▸ **Information provided**:

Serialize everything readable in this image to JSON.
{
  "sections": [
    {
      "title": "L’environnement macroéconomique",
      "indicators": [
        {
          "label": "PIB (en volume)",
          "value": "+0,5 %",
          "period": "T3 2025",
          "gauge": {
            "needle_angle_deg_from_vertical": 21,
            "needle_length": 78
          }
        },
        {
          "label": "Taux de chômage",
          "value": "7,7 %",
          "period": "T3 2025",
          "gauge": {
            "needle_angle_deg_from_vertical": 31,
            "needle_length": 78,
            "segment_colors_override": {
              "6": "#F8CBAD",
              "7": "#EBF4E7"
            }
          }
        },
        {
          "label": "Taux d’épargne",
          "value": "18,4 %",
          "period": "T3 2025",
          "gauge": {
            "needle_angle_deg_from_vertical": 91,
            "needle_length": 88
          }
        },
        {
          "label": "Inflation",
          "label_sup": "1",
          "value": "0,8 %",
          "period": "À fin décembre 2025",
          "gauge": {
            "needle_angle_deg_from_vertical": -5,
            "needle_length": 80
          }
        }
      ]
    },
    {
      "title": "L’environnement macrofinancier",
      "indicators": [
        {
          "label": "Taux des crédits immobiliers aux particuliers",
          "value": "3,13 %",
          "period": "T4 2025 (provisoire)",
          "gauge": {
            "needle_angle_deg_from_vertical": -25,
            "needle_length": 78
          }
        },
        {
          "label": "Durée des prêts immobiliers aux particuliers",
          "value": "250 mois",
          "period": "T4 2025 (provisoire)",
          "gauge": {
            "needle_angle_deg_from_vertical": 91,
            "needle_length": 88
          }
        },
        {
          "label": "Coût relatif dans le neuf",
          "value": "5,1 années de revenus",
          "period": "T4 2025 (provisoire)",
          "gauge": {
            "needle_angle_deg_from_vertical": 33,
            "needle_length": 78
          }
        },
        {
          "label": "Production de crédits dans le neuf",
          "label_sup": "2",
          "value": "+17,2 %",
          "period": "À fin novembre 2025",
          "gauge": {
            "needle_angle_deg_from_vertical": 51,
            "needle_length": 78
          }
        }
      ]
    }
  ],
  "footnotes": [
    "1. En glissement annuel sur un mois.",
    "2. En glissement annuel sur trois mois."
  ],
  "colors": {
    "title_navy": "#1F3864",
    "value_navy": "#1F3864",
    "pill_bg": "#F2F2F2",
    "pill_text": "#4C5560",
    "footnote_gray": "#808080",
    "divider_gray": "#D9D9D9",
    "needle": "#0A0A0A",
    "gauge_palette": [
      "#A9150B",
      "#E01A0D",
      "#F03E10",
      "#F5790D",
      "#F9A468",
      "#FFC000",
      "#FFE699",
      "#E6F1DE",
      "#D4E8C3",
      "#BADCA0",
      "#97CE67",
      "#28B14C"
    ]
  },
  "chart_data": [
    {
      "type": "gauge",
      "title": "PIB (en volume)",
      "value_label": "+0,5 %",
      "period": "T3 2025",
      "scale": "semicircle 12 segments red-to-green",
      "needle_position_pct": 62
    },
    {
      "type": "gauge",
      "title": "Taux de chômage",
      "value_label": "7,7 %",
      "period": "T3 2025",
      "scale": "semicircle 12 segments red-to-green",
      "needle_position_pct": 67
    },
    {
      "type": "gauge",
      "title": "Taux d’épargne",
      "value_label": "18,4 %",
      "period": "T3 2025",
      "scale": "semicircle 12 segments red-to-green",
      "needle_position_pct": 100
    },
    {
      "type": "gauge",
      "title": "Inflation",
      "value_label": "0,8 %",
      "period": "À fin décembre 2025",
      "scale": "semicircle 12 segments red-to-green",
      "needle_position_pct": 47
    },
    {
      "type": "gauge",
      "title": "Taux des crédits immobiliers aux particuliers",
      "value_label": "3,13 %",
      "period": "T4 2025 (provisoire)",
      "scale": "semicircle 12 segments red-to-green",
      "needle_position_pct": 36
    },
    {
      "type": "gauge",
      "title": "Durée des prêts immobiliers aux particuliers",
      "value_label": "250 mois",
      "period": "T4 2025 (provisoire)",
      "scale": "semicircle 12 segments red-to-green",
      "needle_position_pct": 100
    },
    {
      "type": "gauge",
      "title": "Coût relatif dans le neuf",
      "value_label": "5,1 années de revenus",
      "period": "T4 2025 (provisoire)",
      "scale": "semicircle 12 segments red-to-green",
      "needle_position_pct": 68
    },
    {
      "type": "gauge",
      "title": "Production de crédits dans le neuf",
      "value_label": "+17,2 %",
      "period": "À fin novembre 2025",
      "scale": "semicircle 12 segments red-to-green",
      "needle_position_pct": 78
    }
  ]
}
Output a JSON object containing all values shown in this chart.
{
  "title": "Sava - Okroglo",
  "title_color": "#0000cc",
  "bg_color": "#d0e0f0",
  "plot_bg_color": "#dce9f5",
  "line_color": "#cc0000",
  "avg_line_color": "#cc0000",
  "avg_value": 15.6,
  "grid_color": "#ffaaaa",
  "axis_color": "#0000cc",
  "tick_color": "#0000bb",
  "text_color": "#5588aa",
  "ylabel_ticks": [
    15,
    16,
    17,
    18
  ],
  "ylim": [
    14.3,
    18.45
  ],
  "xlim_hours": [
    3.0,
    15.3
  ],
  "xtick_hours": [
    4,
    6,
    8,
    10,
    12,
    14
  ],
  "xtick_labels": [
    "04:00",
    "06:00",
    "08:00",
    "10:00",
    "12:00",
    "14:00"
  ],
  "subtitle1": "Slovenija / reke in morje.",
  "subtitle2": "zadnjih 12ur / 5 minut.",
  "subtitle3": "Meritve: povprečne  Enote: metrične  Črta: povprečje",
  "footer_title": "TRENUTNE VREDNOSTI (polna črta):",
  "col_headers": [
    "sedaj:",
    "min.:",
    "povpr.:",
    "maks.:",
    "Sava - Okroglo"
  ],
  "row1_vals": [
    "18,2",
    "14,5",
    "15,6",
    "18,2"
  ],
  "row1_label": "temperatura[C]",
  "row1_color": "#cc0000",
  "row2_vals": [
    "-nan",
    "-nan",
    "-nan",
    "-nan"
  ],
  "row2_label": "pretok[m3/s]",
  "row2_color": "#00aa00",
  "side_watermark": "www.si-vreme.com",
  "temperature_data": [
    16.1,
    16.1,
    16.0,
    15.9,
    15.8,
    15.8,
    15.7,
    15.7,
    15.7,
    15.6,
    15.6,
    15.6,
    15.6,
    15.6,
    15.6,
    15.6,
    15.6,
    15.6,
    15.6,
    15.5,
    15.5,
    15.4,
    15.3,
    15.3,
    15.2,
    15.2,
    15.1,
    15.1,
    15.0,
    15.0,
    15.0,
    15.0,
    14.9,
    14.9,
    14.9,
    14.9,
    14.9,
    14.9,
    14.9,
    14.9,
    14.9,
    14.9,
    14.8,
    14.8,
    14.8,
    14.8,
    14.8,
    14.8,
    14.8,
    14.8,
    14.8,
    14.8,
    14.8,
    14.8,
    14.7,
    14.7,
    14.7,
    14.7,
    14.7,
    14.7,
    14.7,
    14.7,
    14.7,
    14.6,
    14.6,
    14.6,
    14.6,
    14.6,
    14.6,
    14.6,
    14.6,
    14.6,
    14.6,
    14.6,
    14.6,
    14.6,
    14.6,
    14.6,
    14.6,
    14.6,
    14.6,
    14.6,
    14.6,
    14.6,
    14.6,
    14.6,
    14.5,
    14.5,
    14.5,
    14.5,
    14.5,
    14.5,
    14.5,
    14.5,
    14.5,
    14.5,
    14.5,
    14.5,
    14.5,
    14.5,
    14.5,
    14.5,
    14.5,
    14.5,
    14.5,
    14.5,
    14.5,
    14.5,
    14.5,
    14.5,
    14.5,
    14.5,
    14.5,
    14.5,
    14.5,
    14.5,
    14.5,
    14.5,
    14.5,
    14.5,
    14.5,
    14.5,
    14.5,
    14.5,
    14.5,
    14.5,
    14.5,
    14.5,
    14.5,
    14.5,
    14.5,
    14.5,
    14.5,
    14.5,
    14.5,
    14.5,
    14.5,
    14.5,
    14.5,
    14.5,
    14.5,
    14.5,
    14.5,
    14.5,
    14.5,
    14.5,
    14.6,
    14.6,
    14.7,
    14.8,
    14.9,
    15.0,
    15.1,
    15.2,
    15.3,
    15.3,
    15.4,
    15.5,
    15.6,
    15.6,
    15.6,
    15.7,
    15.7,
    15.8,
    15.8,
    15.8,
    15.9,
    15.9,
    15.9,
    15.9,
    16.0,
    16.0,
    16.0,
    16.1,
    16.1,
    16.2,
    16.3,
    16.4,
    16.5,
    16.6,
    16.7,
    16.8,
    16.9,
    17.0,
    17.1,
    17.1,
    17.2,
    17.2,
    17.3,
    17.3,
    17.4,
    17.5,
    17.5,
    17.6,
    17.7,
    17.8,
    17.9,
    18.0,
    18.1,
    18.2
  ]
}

▸ **Objective**: Only the number is wanted: how many lines of the material above include the word "décembre"?

▸ **Solution for this task**: 2